TASK DIRECTIONS => Copy each of the entries below faithfully, setting aside any pictures.

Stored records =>

::::::::::

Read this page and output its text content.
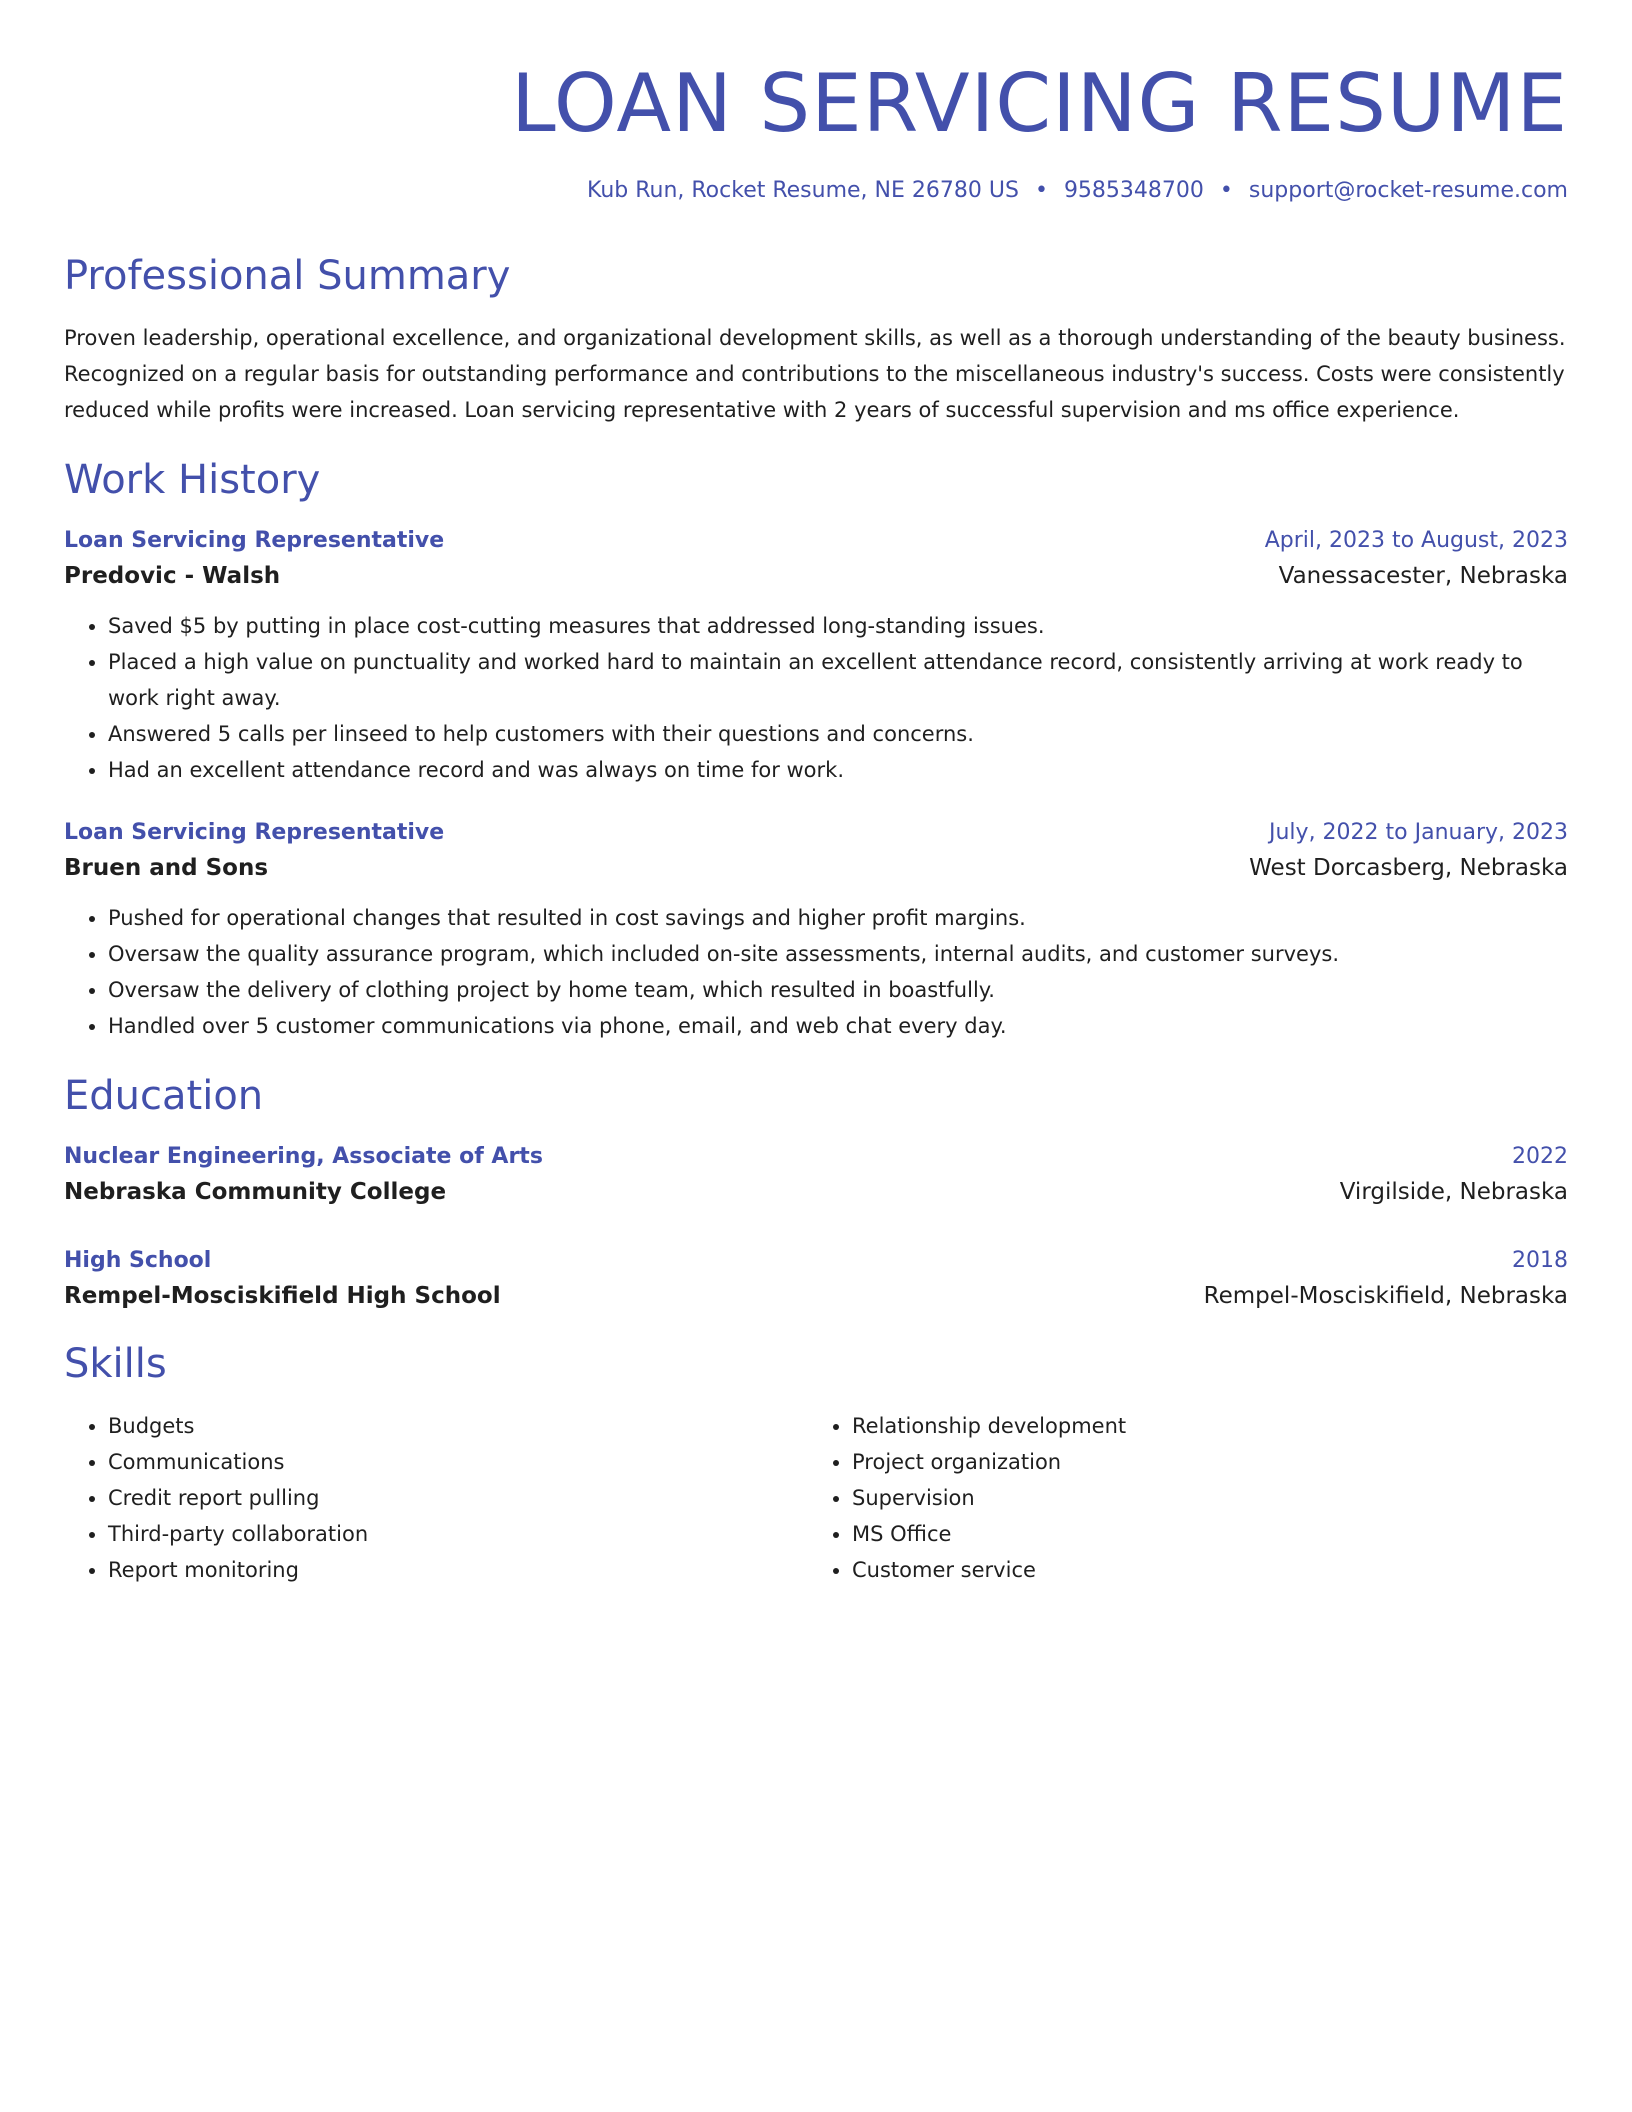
LOAN SERVICING RESUME
Kub Run, Rocket Resume, NE 26780 US • 9585348700 • support@rocket-resume.com
Professional Summary

Proven leadership, operational excellence, and organizational development skills, as well as a thorough understanding of the beauty business. Recognized on a regular basis for outstanding performance and contributions to the miscellaneous industry's success. Costs were consistently reduced while profits were increased. Loan servicing representative with 2 years of successful supervision and ms office experience.

Work History
Loan Servicing Representative	April, 2023 to August, 2023
Predovic - Walsh	Vanessacester, Nebraska
• Saved $5 by putting in place cost-cutting measures that addressed long-standing issues.
• Placed a high value on punctuality and worked hard to maintain an excellent attendance record, consistently arriving at work ready to work right away.
• Answered 5 calls per linseed to help customers with their questions and concerns.
• Had an excellent attendance record and was always on time for work.
Loan Servicing Representative	July, 2022 to January, 2023
Bruen and Sons	West Dorcasberg, Nebraska
• Pushed for operational changes that resulted in cost savings and higher profit margins.
• Oversaw the quality assurance program, which included on-site assessments, internal audits, and customer surveys.
• Oversaw the delivery of clothing project by home team, which resulted in boastfully.
• Handled over 5 customer communications via phone, email, and web chat every day.
Education
Nuclear Engineering, Associate of Arts	2022
Nebraska Community College	Virgilside, Nebraska
High School	2018
Rempel-Mosciskifield High School	Rempel-Mosciskifield, Nebraska
Skills
• Budgets
• Communications
• Credit report pulling
• Third-party collaboration
• Report monitoring
• Relationship development
• Project organization
• Supervision
• MS Office
• Customer service
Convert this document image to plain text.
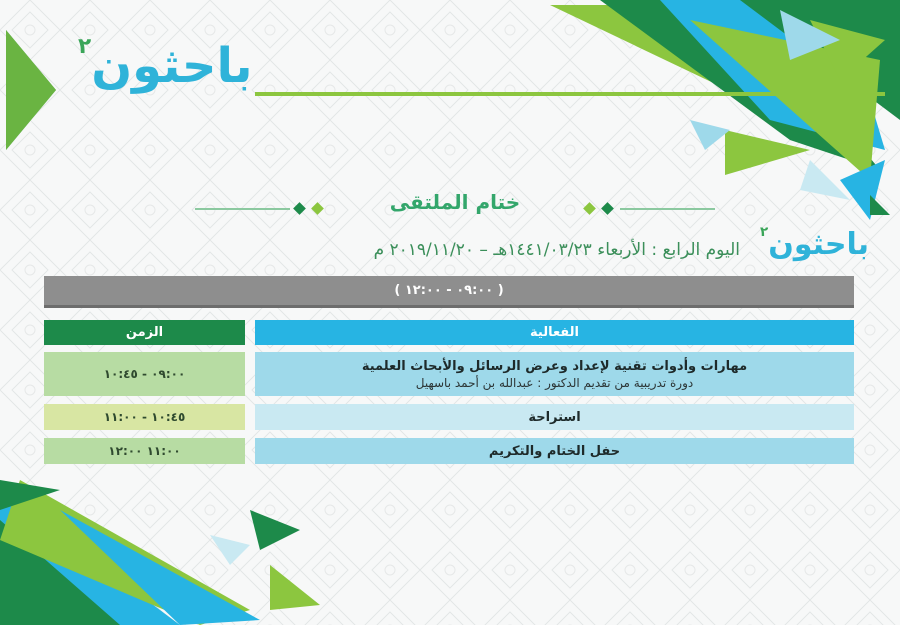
باحثون$^٢$
ختام الملتقى
باحثون$^٢$
اليوم الرابع : الأربعاء ١٤٤١/٠٣/٢٣هـ – ٢٠١٩/١١/٢٠ م
( ٠٩:٠٠ - ١٢:٠٠ )
الفعالية
الزمن
مهارات وأدوات تقنية لإعداد وعرض الرسائل والأبحاث العلمية
دورة تدريبية من تقديم الدكتور : عبدالله بن أحمد باسهيل
٠٩:٠٠ - ١٠:٤٥
استراحة
١٠:٤٥ - ١١:٠٠
حفل الختام والتكريم
١١:٠٠ ١٢:٠٠
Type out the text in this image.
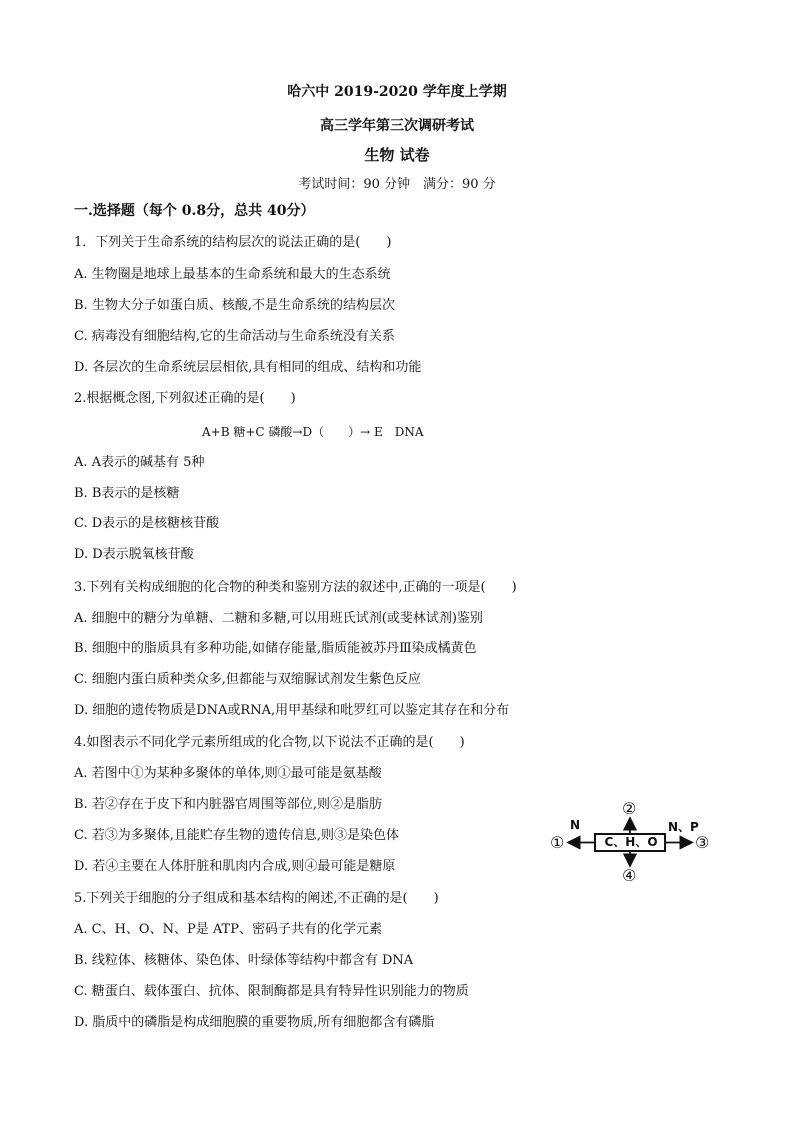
哈六中 2019-2020 学年度上学期
高三学年第三次调研考试
生物 试卷
考试时间：90 分钟　满分：90 分
一.选择题（每个 0.8分，总共 40分）
1．下列关于生命系统的结构层次的说法正确的是(　　)
A. 生物圈是地球上最基本的生命系统和最大的生态系统
B. 生物大分子如蛋白质、核酸,不是生命系统的结构层次
C. 病毒没有细胞结构,它的生命活动与生命系统没有关系
D. 各层次的生命系统层层相依,具有相同的组成、结构和功能
2.根据概念图,下列叙述正确的是(　　)
A+B 糖+C 磷酸→D（　　）→ E　DNA
A. A表示的碱基有 5种
B. B表示的是核糖
C. D表示的是核糖核苷酸
D. D表示脱氧核苷酸
3.下列有关构成细胞的化合物的种类和鉴别方法的叙述中,正确的一项是(　　)
A. 细胞中的糖分为单糖、二糖和多糖,可以用班氏试剂(或斐林试剂)鉴别
B. 细胞中的脂质具有多种功能,如储存能量,脂质能被苏丹Ⅲ染成橘黄色
C. 细胞内蛋白质种类众多,但都能与双缩脲试剂发生紫色反应
D. 细胞的遗传物质是DNA或RNA,用甲基绿和吡罗红可以鉴定其存在和分布
4.如图表示不同化学元素所组成的化合物,以下说法不正确的是(　　)
A. 若图中①为某种多聚体的单体,则①最可能是氨基酸
B. 若②存在于皮下和内脏器官周围等部位,则②是脂肪
C. 若③为多聚体,且能贮存生物的遗传信息,则③是染色体
D. 若④主要在人体肝脏和肌肉内合成,则④最可能是糖原
5.下列关于细胞的分子组成和基本结构的阐述,不正确的是(　　)
A. C、H、O、N、P是 ATP、密码子共有的化学元素
B. 线粒体、核糖体、染色体、叶绿体等结构中都含有 DNA
C. 糖蛋白、载体蛋白、抗体、限制酶都是具有特异性识别能力的物质
D. 脂质中的磷脂是构成细胞膜的重要物质,所有细胞都含有磷脂
C、H、O
N	N、P
①
②
③
④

::::::::::

COMPLETE OUTPUT =>
Read this page and output its text content.
LOAN SERVICING RESUME
Kub Run, Rocket Resume, NE 26780 US • 9585348700 • support@rocket-resume.com
Professional Summary

Proven leadership, operational excellence, and organizational development skills, as well as a thorough understanding of the beauty business. Recognized on a regular basis for outstanding performance and contributions to the miscellaneous industry's success. Costs were consistently reduced while profits were increased. Loan servicing representative with 2 years of successful supervision and ms office experience.

Work History
Loan Servicing Representative	April, 2023 to August, 2023
Predovic - Walsh	Vanessacester, Nebraska
• Saved $5 by putting in place cost-cutting measures that addressed long-standing issues.
• Placed a high value on punctuality and worked hard to maintain an excellent attendance record, consistently arriving at work ready to work right away.
• Answered 5 calls per linseed to help customers with their questions and concerns.
• Had an excellent attendance record and was always on time for work.
Loan Servicing Representative	July, 2022 to January, 2023
Bruen and Sons	West Dorcasberg, Nebraska
• Pushed for operational changes that resulted in cost savings and higher profit margins.
• Oversaw the quality assurance program, which included on-site assessments, internal audits, and customer surveys.
• Oversaw the delivery of clothing project by home team, which resulted in boastfully.
• Handled over 5 customer communications via phone, email, and web chat every day.
Education
Nuclear Engineering, Associate of Arts	2022
Nebraska Community College	Virgilside, Nebraska
High School	2018
Rempel-Mosciskifield High School	Rempel-Mosciskifield, Nebraska
Skills
• Budgets
• Communications
• Credit report pulling
• Third-party collaboration
• Report monitoring
• Relationship development
• Project organization
• Supervision
• MS Office
• Customer service
Convert this document image to plain text.
باحثون$^٢$
ختام الملتقى
باحثون$^٢$
اليوم الرابع : الأربعاء ١٤٤١/٠٣/٢٣هـ – ٢٠١٩/١١/٢٠ م
( ٠٩:٠٠ - ١٢:٠٠ )
الفعالية
الزمن
مهارات وأدوات تقنية لإعداد وعرض الرسائل والأبحاث العلمية
دورة تدريبية من تقديم الدكتور : عبدالله بن أحمد باسهيل
٠٩:٠٠ - ١٠:٤٥
استراحة
١٠:٤٥ - ١١:٠٠
حفل الختام والتكريم
١١:٠٠ ١٢:٠٠
Type out the text in this image.
哈六中 2019-2020 学年度上学期
高三学年第三次调研考试
生物 试卷
考试时间：90 分钟　满分：90 分
一.选择题（每个 0.8分，总共 40分）
1．下列关于生命系统的结构层次的说法正确的是(　　)
A. 生物圈是地球上最基本的生命系统和最大的生态系统
B. 生物大分子如蛋白质、核酸,不是生命系统的结构层次
C. 病毒没有细胞结构,它的生命活动与生命系统没有关系
D. 各层次的生命系统层层相依,具有相同的组成、结构和功能
2.根据概念图,下列叙述正确的是(　　)
A+B 糖+C 磷酸→D（　　）→ E　DNA
A. A表示的碱基有 5种
B. B表示的是核糖
C. D表示的是核糖核苷酸
D. D表示脱氧核苷酸
3.下列有关构成细胞的化合物的种类和鉴别方法的叙述中,正确的一项是(　　)
A. 细胞中的糖分为单糖、二糖和多糖,可以用班氏试剂(或斐林试剂)鉴别
B. 细胞中的脂质具有多种功能,如储存能量,脂质能被苏丹Ⅲ染成橘黄色
C. 细胞内蛋白质种类众多,但都能与双缩脲试剂发生紫色反应
D. 细胞的遗传物质是DNA或RNA,用甲基绿和吡罗红可以鉴定其存在和分布
4.如图表示不同化学元素所组成的化合物,以下说法不正确的是(　　)
A. 若图中①为某种多聚体的单体,则①最可能是氨基酸
B. 若②存在于皮下和内脏器官周围等部位,则②是脂肪
C. 若③为多聚体,且能贮存生物的遗传信息,则③是染色体
D. 若④主要在人体肝脏和肌肉内合成,则④最可能是糖原
5.下列关于细胞的分子组成和基本结构的阐述,不正确的是(　　)
A. C、H、O、N、P是 ATP、密码子共有的化学元素
B. 线粒体、核糖体、染色体、叶绿体等结构中都含有 DNA
C. 糖蛋白、载体蛋白、抗体、限制酶都是具有特异性识别能力的物质
D. 脂质中的磷脂是构成细胞膜的重要物质,所有细胞都含有磷脂
C、H、O
N	N、P
①
②
③
④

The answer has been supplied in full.